— START —

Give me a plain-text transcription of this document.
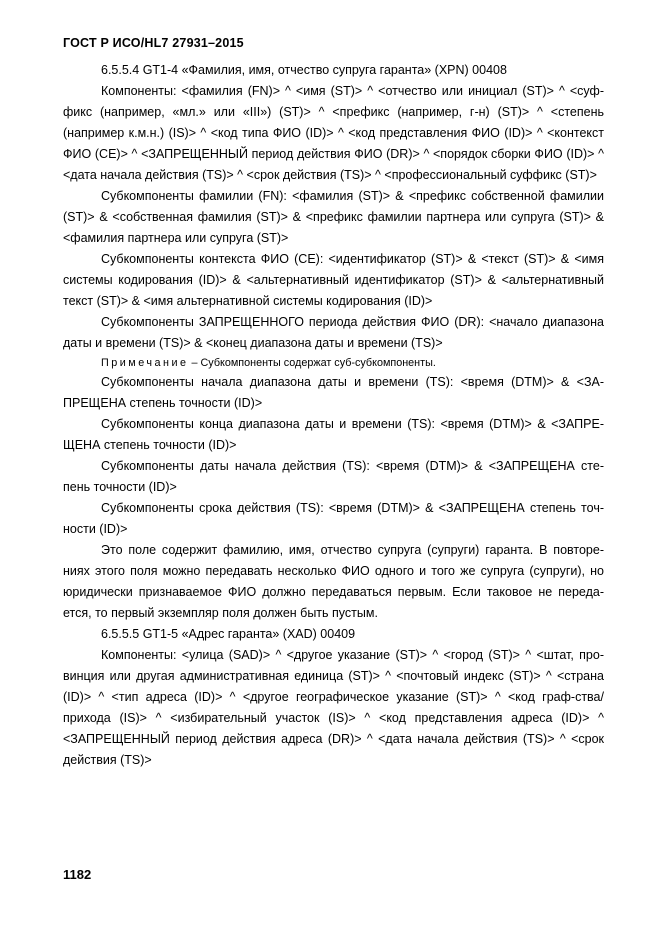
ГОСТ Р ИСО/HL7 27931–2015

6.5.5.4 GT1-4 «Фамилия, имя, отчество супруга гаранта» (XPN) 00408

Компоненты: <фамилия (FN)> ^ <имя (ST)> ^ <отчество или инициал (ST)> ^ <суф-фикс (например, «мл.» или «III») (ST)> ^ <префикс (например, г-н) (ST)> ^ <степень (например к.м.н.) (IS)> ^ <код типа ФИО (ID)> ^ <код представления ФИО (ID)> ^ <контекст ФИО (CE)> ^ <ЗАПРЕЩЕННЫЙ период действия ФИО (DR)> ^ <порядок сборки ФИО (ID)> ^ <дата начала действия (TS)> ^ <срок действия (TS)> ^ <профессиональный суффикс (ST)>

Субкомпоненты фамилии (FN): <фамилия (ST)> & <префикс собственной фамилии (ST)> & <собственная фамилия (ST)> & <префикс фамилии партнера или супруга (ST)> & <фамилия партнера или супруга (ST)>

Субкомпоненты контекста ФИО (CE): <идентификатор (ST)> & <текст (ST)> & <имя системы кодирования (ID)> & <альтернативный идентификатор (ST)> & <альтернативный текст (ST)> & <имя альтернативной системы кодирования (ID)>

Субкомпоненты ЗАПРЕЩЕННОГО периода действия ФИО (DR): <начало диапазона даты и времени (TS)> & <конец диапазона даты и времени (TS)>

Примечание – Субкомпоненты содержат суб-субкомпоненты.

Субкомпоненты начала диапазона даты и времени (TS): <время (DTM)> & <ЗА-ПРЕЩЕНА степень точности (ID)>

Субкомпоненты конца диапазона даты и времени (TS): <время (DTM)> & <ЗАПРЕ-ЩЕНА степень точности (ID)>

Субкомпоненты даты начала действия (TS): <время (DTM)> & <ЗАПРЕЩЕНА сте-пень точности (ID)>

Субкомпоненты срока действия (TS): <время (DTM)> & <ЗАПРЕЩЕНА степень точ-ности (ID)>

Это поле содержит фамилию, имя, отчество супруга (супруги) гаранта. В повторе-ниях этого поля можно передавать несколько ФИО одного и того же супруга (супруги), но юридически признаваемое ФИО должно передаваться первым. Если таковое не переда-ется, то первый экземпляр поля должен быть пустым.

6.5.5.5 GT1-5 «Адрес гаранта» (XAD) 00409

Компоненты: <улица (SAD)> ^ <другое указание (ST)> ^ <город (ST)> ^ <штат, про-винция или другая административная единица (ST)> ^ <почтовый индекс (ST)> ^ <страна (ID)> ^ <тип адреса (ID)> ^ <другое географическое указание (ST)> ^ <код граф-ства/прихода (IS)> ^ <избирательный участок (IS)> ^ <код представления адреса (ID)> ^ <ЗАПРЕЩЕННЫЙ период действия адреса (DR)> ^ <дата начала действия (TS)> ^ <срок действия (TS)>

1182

— END —
— START —

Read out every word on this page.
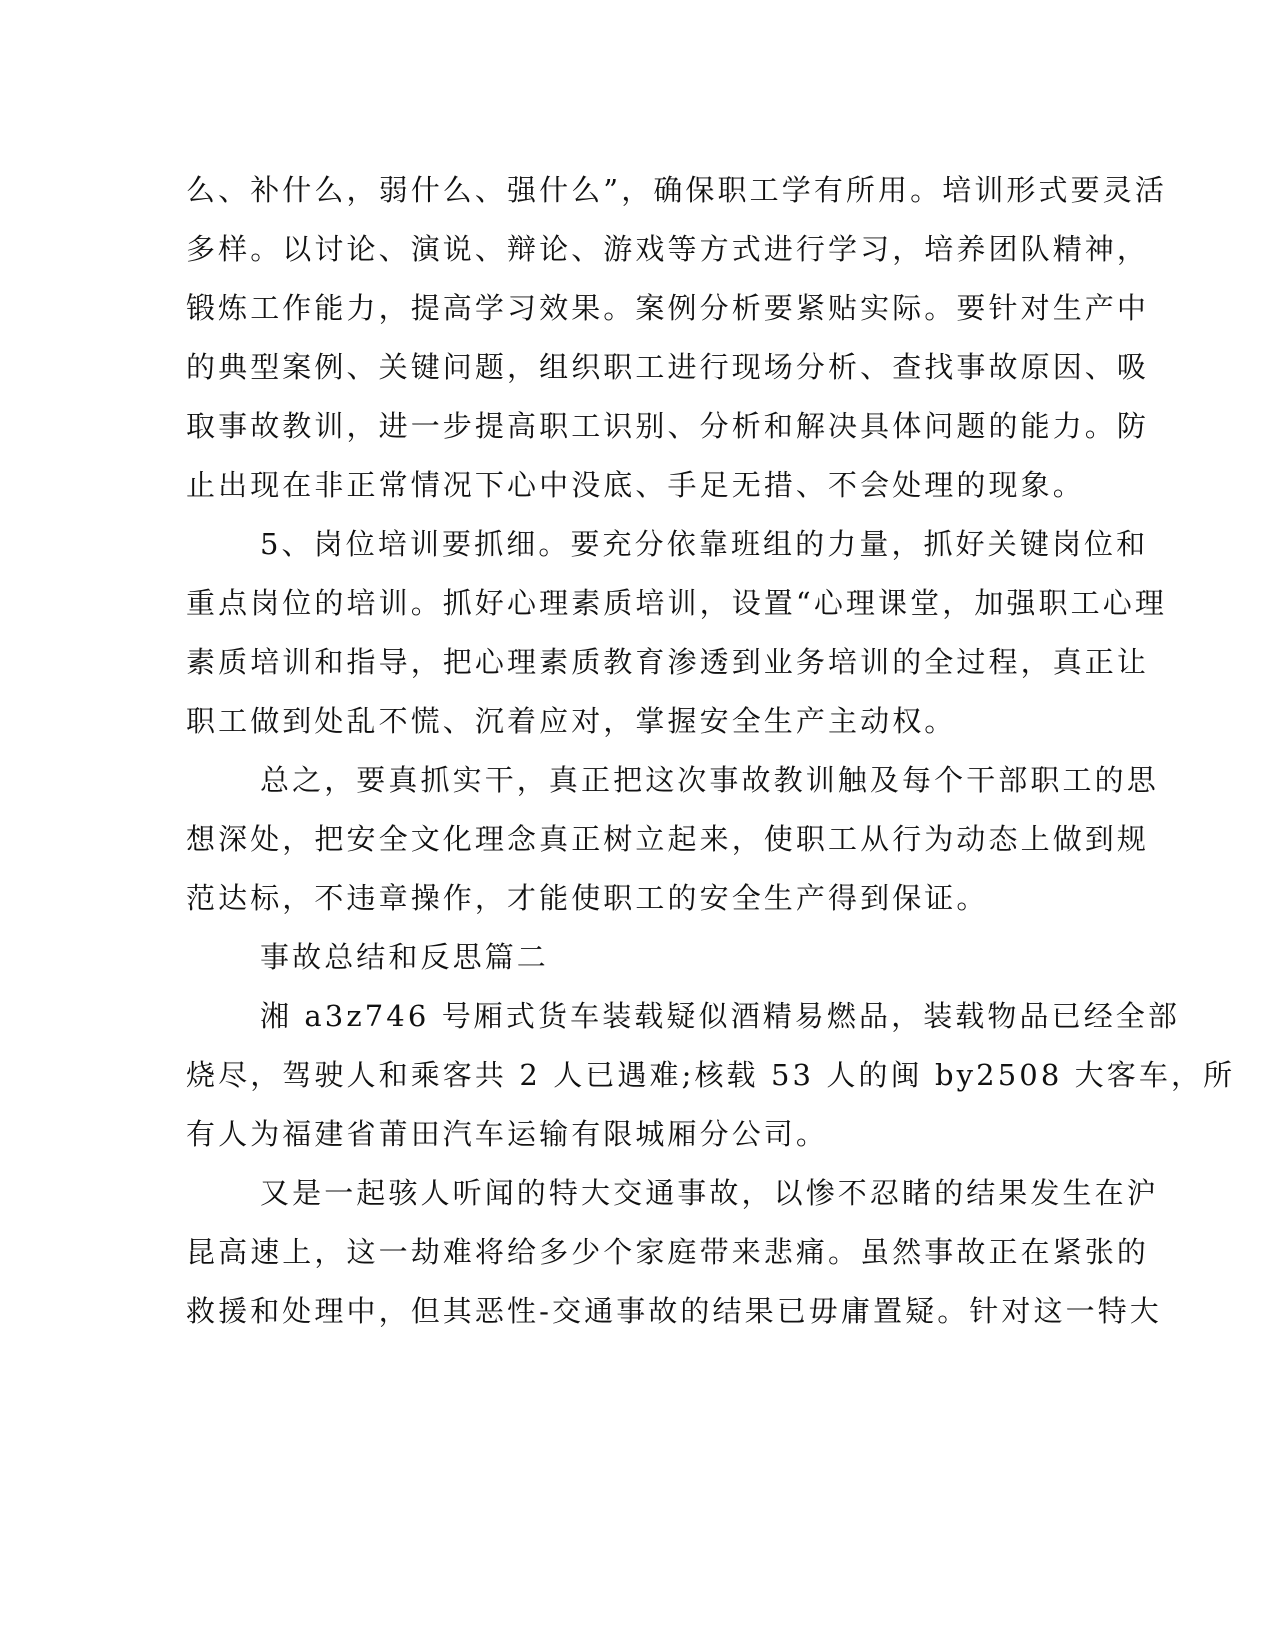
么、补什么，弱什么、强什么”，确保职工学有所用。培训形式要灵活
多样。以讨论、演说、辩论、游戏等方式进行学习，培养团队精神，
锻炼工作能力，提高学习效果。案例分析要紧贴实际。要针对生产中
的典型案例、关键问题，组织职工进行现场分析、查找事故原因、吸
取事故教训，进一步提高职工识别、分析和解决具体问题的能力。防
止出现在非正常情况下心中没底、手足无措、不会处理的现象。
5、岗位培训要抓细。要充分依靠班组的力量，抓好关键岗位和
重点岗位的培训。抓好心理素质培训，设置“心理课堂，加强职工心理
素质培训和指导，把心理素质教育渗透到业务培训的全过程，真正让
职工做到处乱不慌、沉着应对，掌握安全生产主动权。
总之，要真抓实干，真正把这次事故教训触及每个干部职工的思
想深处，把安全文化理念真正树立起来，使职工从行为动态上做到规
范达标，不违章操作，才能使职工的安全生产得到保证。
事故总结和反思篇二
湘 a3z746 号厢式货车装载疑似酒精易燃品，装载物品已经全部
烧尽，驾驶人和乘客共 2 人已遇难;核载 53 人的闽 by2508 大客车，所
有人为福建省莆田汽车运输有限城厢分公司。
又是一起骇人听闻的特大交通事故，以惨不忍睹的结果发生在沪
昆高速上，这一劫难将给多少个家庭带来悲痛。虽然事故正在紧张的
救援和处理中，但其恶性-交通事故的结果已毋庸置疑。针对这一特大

— END —

What you should do:
Copy out every line of the listing that contains the string "даты".

Full output:
Субкомпоненты ЗАПРЕЩЕННОГО периода действия ФИО (DR): <начало диапазона даты и времени (TS)> & <конец диапазона даты и времени (TS)>
Субкомпоненты начала диапазона даты и времени (TS): <время (DTM)> & <ЗА-ПРЕЩЕНА степень точности (ID)>
Субкомпоненты конца диапазона даты и времени (TS): <время (DTM)> & <ЗАПРЕ-ЩЕНА степень точности (ID)>
Субкомпоненты даты начала действия (TS): <время (DTM)> & <ЗАПРЕЩЕНА сте-пень точности (ID)>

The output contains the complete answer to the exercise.